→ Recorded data
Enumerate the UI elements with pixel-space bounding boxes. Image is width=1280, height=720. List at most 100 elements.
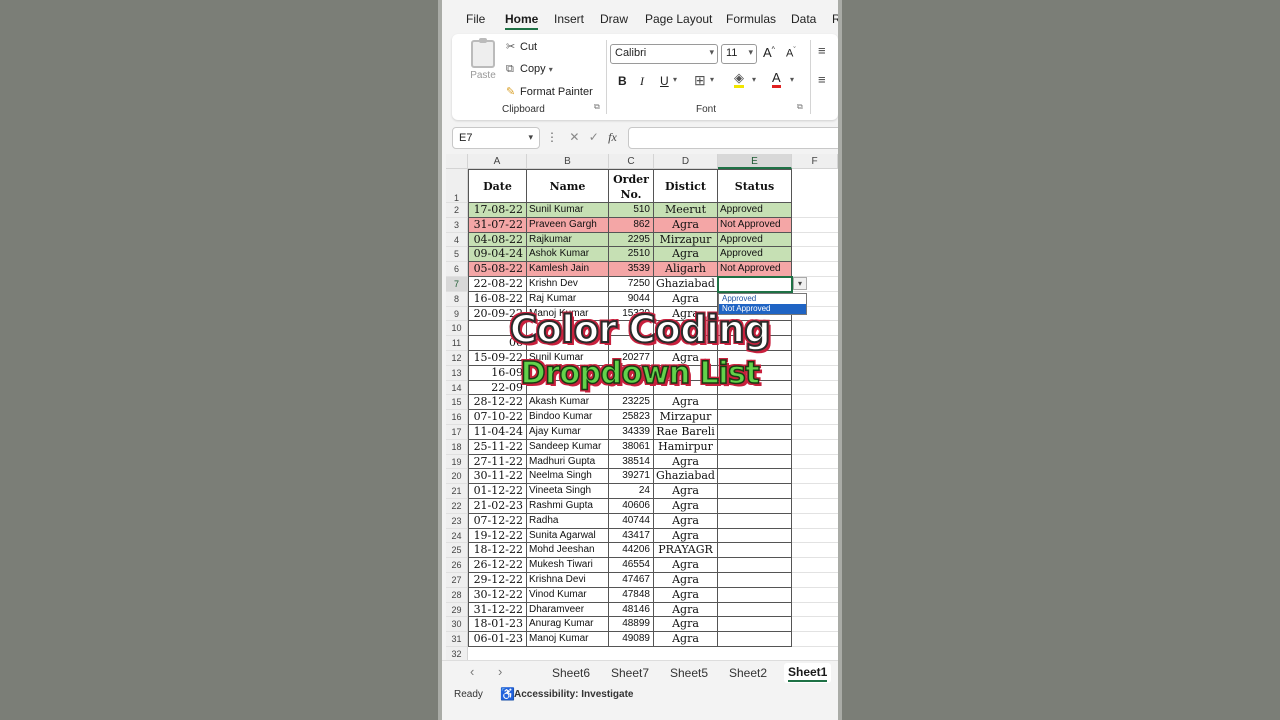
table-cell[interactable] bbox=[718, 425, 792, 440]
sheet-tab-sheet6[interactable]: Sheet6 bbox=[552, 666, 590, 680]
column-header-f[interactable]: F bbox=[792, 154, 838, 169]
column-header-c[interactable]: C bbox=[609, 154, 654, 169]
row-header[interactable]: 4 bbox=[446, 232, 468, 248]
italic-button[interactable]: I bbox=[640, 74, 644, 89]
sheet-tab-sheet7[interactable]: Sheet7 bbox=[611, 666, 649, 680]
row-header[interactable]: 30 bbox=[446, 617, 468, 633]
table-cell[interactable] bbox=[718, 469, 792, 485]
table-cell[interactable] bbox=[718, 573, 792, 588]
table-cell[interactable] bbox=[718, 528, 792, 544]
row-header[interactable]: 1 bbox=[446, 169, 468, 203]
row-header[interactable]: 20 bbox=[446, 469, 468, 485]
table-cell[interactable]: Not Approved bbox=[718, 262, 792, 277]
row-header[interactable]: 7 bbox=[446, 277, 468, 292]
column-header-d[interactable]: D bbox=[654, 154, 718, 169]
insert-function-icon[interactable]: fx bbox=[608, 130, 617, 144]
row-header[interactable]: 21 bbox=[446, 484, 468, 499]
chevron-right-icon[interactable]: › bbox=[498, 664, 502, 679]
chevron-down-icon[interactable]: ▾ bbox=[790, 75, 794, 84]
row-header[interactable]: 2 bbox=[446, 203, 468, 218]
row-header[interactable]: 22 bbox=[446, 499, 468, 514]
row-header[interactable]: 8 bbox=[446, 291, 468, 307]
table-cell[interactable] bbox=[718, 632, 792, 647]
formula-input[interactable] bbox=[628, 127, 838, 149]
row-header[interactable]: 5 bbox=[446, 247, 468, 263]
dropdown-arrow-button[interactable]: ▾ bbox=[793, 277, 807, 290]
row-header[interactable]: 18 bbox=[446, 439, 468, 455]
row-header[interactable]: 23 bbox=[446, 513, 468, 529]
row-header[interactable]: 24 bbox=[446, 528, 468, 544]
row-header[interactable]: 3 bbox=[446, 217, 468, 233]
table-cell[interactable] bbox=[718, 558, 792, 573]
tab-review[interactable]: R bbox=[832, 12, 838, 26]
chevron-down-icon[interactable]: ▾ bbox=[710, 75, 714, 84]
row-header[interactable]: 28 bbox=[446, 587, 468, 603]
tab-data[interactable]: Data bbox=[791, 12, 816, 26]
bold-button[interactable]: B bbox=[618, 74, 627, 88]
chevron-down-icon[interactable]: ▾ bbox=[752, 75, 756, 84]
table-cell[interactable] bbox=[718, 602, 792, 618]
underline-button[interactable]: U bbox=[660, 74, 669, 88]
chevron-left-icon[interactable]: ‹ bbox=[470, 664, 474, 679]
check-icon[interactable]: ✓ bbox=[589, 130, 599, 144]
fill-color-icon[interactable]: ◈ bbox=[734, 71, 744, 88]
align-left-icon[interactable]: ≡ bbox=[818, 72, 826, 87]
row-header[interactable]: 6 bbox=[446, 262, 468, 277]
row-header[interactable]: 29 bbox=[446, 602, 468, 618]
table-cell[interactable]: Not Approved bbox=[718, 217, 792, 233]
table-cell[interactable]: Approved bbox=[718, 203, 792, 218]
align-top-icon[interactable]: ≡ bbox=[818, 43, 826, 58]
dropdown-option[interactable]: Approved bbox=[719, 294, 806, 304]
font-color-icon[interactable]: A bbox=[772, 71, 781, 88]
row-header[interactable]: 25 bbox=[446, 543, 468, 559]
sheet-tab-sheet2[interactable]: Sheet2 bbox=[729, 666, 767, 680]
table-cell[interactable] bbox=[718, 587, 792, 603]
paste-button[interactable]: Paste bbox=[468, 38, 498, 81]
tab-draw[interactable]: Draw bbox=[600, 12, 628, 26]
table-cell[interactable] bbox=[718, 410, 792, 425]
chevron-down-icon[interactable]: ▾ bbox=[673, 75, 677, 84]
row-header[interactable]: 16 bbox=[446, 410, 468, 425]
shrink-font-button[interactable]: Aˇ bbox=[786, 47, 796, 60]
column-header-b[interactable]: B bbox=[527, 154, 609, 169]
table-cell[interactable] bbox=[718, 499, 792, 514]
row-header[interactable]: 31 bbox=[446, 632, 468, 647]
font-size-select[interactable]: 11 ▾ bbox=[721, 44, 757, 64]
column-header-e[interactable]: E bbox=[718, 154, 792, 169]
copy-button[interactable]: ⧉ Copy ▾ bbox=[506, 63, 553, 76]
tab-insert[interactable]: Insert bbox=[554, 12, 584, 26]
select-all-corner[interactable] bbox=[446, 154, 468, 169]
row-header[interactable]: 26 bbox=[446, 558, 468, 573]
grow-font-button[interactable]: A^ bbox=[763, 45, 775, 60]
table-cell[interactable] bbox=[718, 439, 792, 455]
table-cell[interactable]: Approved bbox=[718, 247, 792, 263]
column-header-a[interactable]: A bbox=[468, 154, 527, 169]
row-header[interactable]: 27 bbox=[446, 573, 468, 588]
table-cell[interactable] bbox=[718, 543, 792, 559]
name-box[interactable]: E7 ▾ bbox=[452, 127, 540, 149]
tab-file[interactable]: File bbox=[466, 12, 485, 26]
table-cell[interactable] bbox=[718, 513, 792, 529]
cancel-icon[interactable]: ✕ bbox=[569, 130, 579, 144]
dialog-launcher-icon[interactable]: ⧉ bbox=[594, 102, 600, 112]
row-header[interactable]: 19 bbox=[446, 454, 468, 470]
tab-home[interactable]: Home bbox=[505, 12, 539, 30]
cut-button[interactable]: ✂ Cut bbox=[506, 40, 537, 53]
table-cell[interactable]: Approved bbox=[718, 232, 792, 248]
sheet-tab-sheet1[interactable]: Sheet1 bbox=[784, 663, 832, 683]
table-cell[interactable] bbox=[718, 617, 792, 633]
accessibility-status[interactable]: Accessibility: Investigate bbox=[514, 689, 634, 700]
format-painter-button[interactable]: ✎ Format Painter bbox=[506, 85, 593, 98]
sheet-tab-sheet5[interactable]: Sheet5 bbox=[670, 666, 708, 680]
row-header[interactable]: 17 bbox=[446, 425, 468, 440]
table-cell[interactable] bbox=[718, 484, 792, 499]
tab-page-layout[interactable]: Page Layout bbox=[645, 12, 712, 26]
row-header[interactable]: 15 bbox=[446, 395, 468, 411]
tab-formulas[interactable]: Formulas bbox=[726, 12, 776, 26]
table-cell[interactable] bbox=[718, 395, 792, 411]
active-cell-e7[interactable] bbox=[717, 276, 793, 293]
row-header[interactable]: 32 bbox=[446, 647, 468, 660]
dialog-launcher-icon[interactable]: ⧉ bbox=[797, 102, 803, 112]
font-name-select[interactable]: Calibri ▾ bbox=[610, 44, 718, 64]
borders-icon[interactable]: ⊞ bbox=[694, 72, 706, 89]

--

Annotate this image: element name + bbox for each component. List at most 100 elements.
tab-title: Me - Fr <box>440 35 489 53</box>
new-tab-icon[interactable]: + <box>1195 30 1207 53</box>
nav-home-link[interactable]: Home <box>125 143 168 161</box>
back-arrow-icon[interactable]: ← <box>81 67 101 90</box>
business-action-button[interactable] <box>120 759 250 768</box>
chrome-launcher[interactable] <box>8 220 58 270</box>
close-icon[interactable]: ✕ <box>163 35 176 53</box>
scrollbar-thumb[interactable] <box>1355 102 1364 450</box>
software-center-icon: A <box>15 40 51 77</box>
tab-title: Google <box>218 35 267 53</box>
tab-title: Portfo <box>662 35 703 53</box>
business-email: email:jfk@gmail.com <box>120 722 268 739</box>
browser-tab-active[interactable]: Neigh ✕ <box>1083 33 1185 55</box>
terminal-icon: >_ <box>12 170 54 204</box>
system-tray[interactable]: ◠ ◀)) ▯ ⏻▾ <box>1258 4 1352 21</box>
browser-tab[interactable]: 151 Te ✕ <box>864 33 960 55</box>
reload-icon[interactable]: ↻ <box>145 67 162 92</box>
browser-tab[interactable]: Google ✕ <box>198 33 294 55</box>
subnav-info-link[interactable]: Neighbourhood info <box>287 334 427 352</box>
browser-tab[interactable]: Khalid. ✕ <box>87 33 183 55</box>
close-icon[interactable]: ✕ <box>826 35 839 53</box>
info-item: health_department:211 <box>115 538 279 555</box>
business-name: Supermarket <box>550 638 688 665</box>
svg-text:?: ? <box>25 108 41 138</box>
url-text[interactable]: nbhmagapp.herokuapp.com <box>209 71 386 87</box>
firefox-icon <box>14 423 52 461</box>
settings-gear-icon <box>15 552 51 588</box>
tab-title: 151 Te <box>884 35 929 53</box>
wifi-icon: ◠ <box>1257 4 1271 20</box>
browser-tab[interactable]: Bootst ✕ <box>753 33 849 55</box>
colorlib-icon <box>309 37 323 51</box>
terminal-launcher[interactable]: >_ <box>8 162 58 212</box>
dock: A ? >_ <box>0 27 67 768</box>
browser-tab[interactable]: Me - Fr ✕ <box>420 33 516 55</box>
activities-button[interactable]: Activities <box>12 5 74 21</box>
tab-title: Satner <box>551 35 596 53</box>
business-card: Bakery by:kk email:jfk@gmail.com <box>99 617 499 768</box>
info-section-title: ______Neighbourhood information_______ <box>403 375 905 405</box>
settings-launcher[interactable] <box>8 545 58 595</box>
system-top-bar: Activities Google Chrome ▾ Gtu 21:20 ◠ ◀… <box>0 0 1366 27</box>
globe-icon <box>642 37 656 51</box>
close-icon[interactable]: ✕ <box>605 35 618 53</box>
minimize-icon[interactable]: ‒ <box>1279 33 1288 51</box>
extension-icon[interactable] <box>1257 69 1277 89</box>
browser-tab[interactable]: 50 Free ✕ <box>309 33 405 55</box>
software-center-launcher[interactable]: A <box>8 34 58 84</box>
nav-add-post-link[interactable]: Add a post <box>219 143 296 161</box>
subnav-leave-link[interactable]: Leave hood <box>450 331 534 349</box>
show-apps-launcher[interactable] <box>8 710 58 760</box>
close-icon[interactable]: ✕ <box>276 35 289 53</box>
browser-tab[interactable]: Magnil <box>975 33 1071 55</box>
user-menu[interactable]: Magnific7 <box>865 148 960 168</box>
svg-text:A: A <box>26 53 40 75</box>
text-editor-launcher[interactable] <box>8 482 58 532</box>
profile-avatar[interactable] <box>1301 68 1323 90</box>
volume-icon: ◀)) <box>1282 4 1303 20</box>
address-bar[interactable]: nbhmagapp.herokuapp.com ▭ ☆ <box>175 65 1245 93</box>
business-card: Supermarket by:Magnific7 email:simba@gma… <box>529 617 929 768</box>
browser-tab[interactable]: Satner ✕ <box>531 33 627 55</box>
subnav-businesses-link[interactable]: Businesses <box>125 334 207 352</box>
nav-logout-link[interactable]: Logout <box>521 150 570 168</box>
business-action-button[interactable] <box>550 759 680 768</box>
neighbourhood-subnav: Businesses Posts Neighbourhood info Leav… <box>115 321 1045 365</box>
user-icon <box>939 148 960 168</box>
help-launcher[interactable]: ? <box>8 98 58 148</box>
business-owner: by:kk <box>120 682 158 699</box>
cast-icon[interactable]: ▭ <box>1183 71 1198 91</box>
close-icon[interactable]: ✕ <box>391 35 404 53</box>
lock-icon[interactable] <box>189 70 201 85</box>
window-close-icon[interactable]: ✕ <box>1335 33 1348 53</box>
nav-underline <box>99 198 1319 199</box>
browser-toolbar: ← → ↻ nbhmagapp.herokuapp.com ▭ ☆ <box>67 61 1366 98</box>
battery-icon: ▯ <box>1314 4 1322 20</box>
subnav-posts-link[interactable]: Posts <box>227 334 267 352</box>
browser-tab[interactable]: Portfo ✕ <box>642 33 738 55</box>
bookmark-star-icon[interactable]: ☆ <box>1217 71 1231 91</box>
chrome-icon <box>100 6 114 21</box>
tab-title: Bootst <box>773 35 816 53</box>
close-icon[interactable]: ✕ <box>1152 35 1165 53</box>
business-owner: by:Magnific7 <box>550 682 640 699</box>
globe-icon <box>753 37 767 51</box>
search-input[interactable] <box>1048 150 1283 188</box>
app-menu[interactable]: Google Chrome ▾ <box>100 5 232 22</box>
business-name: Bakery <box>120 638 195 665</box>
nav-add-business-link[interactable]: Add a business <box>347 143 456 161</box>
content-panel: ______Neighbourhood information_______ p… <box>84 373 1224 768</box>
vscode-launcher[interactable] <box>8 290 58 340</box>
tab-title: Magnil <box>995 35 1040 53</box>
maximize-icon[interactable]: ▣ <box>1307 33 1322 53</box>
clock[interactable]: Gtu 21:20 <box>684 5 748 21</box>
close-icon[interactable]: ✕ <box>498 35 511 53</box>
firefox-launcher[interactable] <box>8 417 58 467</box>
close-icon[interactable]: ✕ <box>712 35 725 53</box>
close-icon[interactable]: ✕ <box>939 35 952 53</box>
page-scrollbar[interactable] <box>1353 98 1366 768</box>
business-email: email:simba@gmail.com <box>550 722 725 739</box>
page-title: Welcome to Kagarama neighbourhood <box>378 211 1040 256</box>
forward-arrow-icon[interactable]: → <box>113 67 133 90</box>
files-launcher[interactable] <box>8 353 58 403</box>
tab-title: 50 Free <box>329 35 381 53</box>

→ Goal
How many lines in the entries above contain the string "List"? Tally them case-sensitively and reply with the number alone.

→ Correct answer
2